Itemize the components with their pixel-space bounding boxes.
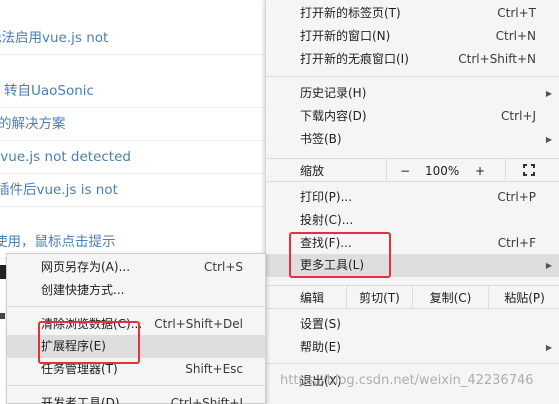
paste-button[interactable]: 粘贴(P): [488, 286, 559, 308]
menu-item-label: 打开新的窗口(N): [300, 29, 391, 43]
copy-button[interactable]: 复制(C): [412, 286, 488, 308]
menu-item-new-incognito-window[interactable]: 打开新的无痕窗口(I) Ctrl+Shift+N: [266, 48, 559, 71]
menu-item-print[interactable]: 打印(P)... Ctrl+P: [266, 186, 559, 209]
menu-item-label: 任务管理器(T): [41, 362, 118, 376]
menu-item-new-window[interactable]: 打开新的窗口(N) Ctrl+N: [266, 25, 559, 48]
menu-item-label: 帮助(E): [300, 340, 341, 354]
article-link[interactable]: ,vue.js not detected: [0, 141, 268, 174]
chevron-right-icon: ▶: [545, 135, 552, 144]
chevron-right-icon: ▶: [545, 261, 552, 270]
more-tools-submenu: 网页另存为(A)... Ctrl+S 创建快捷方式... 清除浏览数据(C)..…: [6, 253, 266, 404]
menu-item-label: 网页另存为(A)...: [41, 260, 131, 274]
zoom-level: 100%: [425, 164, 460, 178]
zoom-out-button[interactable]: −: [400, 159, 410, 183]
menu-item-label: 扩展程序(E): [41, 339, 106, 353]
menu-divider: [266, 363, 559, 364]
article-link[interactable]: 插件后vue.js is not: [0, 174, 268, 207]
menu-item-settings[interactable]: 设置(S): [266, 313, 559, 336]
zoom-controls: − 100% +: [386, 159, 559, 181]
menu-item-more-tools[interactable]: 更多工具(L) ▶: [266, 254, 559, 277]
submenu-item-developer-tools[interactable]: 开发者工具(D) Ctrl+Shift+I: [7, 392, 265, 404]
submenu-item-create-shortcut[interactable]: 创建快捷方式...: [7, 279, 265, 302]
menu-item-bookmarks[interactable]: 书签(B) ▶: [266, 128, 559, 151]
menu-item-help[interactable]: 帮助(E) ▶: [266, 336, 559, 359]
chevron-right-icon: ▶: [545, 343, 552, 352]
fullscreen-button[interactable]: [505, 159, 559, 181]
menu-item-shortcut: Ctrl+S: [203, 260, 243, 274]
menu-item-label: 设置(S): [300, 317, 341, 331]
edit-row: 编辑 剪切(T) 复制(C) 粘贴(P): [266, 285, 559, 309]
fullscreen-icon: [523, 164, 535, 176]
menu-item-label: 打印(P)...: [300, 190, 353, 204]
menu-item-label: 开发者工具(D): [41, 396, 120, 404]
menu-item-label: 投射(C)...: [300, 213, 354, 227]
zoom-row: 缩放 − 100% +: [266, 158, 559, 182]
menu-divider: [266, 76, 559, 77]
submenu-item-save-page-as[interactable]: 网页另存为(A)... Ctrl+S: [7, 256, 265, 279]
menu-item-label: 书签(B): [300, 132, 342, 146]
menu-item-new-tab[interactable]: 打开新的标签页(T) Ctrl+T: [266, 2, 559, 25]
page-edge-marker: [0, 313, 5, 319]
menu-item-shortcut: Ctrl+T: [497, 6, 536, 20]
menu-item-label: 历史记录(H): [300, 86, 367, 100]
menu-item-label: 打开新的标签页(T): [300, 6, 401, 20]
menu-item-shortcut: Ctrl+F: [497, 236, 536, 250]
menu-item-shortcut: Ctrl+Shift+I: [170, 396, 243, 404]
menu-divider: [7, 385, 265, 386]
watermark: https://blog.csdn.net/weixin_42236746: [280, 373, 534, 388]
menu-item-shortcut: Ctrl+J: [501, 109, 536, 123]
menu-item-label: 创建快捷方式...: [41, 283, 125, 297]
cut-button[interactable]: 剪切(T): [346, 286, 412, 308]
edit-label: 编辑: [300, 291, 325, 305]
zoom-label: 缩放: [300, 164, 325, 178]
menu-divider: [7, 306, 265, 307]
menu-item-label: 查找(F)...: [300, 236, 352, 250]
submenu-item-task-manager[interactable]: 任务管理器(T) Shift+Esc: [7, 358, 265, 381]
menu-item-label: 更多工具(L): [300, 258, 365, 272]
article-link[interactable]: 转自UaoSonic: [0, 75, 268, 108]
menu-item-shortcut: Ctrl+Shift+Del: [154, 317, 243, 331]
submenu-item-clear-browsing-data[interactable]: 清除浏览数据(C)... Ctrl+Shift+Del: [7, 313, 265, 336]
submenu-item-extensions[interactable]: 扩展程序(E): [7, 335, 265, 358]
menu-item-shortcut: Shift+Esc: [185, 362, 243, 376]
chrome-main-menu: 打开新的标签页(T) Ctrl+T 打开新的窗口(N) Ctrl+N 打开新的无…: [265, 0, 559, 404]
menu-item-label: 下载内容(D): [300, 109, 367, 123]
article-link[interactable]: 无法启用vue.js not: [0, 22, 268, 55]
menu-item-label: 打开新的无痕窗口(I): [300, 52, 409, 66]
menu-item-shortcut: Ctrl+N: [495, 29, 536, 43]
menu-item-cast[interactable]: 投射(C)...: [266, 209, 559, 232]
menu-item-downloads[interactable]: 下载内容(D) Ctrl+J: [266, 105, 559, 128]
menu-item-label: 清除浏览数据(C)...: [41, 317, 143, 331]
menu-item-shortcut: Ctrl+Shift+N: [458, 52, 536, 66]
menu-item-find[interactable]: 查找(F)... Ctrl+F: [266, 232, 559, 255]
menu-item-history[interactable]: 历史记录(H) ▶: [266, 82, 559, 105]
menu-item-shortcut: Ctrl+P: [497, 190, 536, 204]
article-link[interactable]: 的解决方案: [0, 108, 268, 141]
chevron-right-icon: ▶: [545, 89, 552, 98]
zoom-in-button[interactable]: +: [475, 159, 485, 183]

• • • •

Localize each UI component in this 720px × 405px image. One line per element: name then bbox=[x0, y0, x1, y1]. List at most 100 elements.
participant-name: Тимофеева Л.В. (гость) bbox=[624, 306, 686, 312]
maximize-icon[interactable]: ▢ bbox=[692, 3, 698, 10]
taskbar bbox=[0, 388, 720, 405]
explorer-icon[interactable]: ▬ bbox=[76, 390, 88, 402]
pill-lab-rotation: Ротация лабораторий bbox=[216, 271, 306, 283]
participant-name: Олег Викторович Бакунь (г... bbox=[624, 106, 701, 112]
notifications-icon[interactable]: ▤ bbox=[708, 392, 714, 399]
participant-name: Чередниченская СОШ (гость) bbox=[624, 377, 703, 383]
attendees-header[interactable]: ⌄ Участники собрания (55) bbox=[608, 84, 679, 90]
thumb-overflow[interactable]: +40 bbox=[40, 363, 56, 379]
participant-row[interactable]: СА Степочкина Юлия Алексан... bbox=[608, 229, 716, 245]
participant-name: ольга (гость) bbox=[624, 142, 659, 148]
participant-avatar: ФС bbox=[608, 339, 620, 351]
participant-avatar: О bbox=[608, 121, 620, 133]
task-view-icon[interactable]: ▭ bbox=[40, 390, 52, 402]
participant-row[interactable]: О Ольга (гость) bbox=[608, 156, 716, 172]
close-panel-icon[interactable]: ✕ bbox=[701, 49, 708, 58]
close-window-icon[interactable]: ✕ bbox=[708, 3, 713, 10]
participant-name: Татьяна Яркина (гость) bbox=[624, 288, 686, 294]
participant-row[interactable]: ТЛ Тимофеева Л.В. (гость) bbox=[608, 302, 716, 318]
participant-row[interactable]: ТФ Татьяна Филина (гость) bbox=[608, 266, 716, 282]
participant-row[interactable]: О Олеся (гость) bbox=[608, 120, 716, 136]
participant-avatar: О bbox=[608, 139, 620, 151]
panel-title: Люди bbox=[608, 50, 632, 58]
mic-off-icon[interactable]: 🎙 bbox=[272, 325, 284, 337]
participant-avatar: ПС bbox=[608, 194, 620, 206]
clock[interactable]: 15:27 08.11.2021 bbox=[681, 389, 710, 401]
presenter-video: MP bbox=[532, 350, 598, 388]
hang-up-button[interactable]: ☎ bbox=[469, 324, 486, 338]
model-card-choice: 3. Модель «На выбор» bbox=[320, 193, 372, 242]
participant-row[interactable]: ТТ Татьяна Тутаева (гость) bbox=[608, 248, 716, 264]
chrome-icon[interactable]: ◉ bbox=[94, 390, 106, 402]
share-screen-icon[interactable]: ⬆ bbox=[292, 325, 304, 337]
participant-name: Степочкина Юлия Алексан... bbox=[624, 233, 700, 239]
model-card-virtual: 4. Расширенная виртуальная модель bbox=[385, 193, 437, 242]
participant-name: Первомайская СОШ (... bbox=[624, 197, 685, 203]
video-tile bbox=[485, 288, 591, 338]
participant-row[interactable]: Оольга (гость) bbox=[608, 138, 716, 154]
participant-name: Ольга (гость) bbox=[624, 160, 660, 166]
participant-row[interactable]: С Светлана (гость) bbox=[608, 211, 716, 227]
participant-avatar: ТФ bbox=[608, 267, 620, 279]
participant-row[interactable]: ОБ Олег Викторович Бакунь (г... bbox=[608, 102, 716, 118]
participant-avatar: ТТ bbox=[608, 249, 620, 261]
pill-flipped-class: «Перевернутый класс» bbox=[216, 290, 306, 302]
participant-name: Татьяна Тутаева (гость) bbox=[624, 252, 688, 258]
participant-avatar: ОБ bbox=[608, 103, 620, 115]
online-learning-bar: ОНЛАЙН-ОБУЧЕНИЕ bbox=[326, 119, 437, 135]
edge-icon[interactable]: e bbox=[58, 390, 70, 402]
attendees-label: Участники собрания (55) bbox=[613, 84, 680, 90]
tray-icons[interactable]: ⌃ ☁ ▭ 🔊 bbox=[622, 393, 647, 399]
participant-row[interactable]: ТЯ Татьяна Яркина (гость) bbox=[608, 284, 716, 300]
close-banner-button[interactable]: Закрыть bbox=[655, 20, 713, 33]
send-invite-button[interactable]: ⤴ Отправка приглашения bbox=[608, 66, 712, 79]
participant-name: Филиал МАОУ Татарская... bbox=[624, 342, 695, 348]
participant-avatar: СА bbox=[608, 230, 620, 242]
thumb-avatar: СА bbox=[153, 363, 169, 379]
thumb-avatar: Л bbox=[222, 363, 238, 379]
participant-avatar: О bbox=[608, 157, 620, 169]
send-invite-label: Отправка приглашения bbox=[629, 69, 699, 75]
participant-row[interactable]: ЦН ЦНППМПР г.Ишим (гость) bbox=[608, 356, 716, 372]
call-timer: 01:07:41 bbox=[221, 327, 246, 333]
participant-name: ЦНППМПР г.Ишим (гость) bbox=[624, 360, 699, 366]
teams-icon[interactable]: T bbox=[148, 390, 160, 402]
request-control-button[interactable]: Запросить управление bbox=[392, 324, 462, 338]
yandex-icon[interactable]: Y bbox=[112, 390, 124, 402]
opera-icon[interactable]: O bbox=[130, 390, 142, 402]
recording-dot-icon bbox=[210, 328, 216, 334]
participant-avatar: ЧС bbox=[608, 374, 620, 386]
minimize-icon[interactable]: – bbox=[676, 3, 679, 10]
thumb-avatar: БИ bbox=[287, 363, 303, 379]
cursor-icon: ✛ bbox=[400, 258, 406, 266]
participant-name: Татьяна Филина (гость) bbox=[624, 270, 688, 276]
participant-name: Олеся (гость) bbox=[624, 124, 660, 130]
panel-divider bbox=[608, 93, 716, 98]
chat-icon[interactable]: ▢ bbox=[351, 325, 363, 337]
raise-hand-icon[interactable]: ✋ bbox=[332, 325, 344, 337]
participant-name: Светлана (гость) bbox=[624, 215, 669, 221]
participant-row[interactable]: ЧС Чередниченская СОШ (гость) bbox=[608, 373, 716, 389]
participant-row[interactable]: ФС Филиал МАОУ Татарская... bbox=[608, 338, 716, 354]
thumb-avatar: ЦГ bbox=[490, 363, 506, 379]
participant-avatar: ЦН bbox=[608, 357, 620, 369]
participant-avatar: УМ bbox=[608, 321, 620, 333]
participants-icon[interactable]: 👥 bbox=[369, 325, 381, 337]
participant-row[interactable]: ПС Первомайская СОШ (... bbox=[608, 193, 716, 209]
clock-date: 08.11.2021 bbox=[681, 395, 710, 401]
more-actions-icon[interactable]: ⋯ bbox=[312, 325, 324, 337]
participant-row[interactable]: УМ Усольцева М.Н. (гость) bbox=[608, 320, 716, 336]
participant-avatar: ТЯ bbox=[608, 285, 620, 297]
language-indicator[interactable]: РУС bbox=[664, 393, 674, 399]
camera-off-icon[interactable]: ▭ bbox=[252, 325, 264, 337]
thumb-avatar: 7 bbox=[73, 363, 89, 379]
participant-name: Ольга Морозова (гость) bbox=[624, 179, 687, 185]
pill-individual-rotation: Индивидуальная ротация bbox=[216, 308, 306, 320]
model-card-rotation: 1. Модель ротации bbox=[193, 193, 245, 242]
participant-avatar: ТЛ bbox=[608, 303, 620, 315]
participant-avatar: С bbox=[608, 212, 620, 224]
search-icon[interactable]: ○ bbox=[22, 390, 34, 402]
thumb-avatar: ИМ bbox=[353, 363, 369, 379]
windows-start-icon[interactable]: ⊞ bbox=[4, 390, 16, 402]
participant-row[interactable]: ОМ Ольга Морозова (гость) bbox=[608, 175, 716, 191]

• • • •

*GIVEN TASK:*
Render the lines of the listing from the line with "paste-button[interactable]: 粘贴(P): [488, 286, 559, 308]" up to and including the line with "menu-item-label: 任务管理器(T): [41, 362, 118, 376]" as a numbered list, omitting any blank lines.

*THE SOLUTION:*
1. paste-button[interactable]: 粘贴(P): [488, 286, 559, 308]
2. menu-item-label: 打开新的窗口(N): [300, 29, 391, 43]
3. copy-button[interactable]: 复制(C): [412, 286, 488, 308]
4. menu-item-new-incognito-window[interactable]: 打开新的无痕窗口(I) Ctrl+Shift+N: [266, 48, 559, 71]
5. menu-item-print[interactable]: 打印(P)... Ctrl+P: [266, 186, 559, 209]
6. menu-item-label: 任务管理器(T): [41, 362, 118, 376]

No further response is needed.